** start EXERCISE DATA **

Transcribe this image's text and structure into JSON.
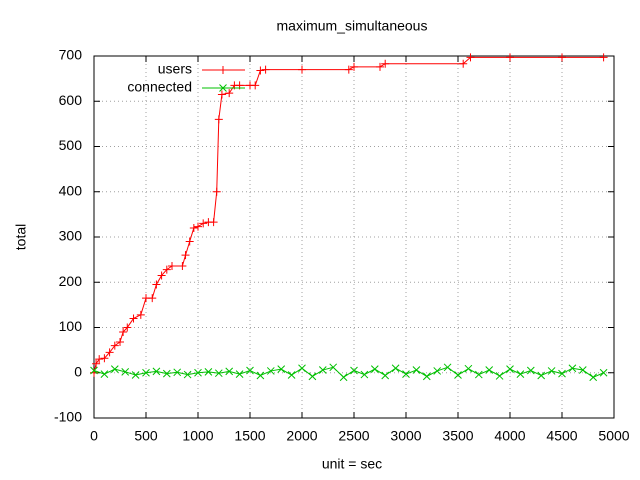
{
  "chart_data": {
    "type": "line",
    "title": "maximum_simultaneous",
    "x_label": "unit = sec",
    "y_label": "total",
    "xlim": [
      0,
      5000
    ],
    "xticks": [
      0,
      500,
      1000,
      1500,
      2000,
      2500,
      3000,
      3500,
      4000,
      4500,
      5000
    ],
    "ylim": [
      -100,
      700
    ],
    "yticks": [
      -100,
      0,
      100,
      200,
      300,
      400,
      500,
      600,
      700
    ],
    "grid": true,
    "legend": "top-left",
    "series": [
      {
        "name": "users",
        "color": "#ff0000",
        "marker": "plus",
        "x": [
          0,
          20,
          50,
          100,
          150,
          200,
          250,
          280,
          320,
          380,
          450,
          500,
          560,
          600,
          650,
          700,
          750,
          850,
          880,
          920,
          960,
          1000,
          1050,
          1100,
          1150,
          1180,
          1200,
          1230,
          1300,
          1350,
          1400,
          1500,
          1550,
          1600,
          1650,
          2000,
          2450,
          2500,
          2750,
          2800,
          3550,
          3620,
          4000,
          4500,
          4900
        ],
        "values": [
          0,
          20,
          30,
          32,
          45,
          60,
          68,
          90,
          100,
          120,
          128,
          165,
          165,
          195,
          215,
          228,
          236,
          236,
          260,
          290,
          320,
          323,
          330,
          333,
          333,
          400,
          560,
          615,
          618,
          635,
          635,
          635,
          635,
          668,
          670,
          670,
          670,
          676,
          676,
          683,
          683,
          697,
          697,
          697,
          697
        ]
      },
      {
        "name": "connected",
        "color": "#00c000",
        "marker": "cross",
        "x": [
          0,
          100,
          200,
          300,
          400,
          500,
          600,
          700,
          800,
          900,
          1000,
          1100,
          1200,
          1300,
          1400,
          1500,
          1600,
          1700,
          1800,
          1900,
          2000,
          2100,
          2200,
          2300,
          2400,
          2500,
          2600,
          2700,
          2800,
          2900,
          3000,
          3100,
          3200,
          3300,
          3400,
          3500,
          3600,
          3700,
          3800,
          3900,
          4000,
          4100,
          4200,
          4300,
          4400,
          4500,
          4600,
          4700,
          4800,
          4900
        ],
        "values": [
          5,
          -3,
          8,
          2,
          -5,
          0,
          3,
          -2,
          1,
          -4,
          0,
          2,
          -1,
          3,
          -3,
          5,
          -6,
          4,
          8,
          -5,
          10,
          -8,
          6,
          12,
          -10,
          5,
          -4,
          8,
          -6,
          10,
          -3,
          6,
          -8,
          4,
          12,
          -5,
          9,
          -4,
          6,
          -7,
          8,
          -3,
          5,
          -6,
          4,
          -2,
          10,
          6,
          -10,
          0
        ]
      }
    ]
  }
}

** end EXERCISE DATA **

PROBLEM STATEMENT —
Omit the pictures. Transcribe every record exactly.

FINISHED EXERCISE —
Transcribe this image's text and structure into JSON.
{
  "chart_data": {
    "type": "line",
    "title": "maximum_simultaneous",
    "x_label": "unit = sec",
    "y_label": "total",
    "xlim": [
      0,
      5000
    ],
    "xticks": [
      0,
      500,
      1000,
      1500,
      2000,
      2500,
      3000,
      3500,
      4000,
      4500,
      5000
    ],
    "ylim": [
      -100,
      700
    ],
    "yticks": [
      -100,
      0,
      100,
      200,
      300,
      400,
      500,
      600,
      700
    ],
    "grid": true,
    "legend": "top-left",
    "series": [
      {
        "name": "users",
        "color": "#ff0000",
        "marker": "plus",
        "x": [
          0,
          20,
          50,
          100,
          150,
          200,
          250,
          280,
          320,
          380,
          450,
          500,
          560,
          600,
          650,
          700,
          750,
          850,
          880,
          920,
          960,
          1000,
          1050,
          1100,
          1150,
          1180,
          1200,
          1230,
          1300,
          1350,
          1400,
          1500,
          1550,
          1600,
          1650,
          2000,
          2450,
          2500,
          2750,
          2800,
          3550,
          3620,
          4000,
          4500,
          4900
        ],
        "values": [
          0,
          20,
          30,
          32,
          45,
          60,
          68,
          90,
          100,
          120,
          128,
          165,
          165,
          195,
          215,
          228,
          236,
          236,
          260,
          290,
          320,
          323,
          330,
          333,
          333,
          400,
          560,
          615,
          618,
          635,
          635,
          635,
          635,
          668,
          670,
          670,
          670,
          676,
          676,
          683,
          683,
          697,
          697,
          697,
          697
        ]
      },
      {
        "name": "connected",
        "color": "#00c000",
        "marker": "cross",
        "x": [
          0,
          100,
          200,
          300,
          400,
          500,
          600,
          700,
          800,
          900,
          1000,
          1100,
          1200,
          1300,
          1400,
          1500,
          1600,
          1700,
          1800,
          1900,
          2000,
          2100,
          2200,
          2300,
          2400,
          2500,
          2600,
          2700,
          2800,
          2900,
          3000,
          3100,
          3200,
          3300,
          3400,
          3500,
          3600,
          3700,
          3800,
          3900,
          4000,
          4100,
          4200,
          4300,
          4400,
          4500,
          4600,
          4700,
          4800,
          4900
        ],
        "values": [
          5,
          -3,
          8,
          2,
          -5,
          0,
          3,
          -2,
          1,
          -4,
          0,
          2,
          -1,
          3,
          -3,
          5,
          -6,
          4,
          8,
          -5,
          10,
          -8,
          6,
          12,
          -10,
          5,
          -4,
          8,
          -6,
          10,
          -3,
          6,
          -8,
          4,
          12,
          -5,
          9,
          -4,
          6,
          -7,
          8,
          -3,
          5,
          -6,
          4,
          -2,
          10,
          6,
          -10,
          0
        ]
      }
    ]
  }
}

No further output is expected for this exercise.